*Task brief:* Take each line containing "ffffff" and report it exactly as written.

*Dataset:*
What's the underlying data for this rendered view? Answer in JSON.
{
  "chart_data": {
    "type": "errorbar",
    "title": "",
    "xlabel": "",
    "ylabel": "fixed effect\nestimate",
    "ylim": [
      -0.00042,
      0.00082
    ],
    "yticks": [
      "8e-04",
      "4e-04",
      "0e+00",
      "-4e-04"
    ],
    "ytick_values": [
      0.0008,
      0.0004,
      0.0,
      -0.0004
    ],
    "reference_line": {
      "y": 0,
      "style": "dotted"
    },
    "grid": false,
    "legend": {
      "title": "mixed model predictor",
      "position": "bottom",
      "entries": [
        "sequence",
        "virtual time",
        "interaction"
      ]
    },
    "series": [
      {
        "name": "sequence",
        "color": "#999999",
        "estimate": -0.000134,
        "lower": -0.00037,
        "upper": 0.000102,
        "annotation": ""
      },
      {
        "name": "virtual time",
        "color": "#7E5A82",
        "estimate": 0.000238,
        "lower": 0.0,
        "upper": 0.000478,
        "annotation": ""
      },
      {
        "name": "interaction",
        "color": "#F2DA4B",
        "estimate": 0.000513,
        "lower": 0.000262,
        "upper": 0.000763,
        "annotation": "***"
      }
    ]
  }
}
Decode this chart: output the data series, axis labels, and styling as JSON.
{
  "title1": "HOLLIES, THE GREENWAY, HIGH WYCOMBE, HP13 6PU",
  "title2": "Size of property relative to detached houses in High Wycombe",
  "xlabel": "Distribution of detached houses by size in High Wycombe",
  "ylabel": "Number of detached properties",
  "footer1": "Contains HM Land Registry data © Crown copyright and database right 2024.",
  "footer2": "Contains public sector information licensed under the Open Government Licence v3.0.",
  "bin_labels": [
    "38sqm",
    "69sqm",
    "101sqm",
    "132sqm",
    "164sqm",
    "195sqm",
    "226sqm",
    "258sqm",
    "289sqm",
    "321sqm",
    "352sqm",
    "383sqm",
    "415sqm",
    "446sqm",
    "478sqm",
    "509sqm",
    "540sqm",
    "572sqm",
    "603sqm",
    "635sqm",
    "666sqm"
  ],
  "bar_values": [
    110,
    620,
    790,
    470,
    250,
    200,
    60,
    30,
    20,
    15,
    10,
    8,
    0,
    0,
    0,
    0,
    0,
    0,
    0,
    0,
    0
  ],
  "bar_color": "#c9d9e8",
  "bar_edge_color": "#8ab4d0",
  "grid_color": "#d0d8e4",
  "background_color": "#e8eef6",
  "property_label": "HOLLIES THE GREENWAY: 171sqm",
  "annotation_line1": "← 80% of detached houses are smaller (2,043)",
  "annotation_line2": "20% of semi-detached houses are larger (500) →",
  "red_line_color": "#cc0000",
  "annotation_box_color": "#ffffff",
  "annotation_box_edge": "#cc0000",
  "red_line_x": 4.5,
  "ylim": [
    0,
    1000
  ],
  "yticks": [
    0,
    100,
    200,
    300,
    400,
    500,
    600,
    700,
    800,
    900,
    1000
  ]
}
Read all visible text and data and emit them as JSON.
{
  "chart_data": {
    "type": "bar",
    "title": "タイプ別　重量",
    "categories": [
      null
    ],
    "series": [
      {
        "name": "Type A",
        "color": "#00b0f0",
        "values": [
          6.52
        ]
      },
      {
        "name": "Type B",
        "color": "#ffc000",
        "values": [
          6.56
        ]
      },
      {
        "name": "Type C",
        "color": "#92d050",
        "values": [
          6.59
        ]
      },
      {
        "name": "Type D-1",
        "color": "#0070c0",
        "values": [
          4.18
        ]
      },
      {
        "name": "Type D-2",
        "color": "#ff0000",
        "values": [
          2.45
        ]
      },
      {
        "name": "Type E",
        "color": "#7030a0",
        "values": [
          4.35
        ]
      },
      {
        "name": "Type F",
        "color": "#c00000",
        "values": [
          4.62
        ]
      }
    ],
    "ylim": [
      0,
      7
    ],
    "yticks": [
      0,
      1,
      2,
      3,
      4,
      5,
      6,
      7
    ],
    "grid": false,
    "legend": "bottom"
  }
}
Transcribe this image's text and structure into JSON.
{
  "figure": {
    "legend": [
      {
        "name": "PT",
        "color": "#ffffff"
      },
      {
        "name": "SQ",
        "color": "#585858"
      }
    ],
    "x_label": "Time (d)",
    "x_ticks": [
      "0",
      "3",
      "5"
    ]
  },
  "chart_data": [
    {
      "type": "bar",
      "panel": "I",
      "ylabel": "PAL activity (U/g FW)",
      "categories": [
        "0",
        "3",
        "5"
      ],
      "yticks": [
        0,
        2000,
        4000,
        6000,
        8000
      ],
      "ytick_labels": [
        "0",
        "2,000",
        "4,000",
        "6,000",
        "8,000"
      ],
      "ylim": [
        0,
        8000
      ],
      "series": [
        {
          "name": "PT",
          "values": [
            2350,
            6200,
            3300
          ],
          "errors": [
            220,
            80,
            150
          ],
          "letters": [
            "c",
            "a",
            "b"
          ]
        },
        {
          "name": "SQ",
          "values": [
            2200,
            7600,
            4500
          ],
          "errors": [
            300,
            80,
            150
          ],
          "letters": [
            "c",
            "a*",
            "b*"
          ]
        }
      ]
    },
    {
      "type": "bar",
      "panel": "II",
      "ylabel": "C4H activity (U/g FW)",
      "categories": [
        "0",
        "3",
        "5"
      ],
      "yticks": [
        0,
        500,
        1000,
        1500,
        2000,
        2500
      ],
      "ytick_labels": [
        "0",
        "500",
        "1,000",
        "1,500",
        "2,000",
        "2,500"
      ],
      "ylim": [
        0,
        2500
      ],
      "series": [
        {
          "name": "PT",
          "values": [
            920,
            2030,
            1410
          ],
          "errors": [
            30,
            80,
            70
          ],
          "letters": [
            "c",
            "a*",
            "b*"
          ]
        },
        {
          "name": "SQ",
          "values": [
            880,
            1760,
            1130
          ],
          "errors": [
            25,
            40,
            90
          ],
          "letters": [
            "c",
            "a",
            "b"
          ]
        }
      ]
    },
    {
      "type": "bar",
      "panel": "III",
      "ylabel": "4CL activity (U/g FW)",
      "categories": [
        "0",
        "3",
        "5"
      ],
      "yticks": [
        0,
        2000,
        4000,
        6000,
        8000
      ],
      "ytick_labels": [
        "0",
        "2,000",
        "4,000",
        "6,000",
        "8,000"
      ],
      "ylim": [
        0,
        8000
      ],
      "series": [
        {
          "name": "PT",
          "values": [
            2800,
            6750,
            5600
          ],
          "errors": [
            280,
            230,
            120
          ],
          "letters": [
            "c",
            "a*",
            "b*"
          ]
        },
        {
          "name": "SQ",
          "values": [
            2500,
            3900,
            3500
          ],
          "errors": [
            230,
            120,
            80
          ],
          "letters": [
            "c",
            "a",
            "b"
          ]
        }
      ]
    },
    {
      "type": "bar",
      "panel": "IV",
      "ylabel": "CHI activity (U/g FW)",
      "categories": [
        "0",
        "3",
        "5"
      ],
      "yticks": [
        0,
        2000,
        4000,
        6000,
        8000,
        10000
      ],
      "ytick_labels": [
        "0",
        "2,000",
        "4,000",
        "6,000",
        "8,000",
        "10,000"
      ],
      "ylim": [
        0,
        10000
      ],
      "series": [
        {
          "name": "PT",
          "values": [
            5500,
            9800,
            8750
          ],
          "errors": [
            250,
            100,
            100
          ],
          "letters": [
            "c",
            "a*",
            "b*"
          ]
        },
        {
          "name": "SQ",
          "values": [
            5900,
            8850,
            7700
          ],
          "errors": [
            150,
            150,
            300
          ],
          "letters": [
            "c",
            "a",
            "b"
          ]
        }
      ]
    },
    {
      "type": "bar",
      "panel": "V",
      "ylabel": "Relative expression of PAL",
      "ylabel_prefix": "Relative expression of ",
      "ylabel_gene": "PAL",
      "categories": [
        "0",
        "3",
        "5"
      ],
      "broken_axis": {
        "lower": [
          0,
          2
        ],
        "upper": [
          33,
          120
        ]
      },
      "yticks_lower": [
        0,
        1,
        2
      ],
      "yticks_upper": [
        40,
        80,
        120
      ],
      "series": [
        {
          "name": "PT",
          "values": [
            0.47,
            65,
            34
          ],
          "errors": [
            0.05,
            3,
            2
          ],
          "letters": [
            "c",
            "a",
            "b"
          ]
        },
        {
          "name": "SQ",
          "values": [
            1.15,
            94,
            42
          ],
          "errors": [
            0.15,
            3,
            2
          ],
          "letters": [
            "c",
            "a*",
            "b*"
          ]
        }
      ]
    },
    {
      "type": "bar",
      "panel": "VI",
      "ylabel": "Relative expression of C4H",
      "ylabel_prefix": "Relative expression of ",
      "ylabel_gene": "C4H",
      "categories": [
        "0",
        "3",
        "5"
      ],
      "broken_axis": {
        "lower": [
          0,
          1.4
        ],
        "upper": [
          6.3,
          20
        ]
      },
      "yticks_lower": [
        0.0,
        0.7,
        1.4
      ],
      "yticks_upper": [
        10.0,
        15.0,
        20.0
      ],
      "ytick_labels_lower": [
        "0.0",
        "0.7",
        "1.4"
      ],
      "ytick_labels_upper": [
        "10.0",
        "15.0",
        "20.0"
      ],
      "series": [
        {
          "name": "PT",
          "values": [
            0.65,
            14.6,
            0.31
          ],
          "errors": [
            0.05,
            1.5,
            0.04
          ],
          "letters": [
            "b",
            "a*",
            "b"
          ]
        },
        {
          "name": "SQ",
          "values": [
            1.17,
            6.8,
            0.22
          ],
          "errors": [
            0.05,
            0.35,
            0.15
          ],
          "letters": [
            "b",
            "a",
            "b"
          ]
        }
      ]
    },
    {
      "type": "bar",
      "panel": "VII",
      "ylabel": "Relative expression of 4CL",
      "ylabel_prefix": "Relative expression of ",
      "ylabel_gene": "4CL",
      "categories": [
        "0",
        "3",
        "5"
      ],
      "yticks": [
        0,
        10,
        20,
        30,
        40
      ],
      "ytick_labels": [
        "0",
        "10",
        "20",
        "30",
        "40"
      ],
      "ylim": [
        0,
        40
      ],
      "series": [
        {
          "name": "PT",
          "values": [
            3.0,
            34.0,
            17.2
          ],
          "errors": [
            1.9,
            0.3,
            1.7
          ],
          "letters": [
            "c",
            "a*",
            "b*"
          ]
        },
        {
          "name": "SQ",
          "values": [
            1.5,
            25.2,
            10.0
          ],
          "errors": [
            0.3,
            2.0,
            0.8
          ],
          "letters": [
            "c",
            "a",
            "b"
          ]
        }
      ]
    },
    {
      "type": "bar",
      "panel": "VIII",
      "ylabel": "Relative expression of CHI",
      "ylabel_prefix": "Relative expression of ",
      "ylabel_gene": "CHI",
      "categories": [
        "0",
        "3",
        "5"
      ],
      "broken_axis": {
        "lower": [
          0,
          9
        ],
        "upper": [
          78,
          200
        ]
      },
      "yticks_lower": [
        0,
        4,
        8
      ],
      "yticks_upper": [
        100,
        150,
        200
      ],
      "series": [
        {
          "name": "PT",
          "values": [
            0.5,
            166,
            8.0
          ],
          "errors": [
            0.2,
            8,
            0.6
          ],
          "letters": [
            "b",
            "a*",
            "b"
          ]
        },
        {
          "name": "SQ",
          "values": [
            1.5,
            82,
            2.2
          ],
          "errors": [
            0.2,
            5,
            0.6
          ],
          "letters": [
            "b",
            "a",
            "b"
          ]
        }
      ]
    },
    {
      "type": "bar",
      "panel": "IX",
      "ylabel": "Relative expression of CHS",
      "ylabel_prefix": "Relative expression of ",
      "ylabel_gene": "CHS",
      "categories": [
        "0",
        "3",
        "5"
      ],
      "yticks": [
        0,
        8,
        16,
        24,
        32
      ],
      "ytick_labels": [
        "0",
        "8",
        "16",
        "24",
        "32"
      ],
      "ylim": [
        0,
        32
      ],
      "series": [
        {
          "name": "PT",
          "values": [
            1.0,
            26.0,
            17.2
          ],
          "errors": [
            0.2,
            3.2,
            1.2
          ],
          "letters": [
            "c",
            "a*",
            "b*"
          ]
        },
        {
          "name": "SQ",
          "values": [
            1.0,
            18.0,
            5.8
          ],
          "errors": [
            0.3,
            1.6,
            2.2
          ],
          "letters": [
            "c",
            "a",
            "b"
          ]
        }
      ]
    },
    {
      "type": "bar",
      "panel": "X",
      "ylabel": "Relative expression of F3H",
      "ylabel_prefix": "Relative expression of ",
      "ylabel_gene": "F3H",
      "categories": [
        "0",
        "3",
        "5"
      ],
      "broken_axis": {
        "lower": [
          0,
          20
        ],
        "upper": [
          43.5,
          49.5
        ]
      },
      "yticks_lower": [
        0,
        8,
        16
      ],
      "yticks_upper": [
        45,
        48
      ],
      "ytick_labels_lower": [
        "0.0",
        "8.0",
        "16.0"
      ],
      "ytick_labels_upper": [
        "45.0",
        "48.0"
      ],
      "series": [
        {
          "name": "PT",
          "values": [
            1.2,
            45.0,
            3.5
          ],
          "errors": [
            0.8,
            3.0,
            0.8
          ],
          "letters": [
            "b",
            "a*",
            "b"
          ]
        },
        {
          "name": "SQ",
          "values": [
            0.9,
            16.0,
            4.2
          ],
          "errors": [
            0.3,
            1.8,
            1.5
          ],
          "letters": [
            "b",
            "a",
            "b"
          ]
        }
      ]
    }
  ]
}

*Solution to this exercise:*
  "annotation_box_color": "#ffffff",
        "color": "#ffffff"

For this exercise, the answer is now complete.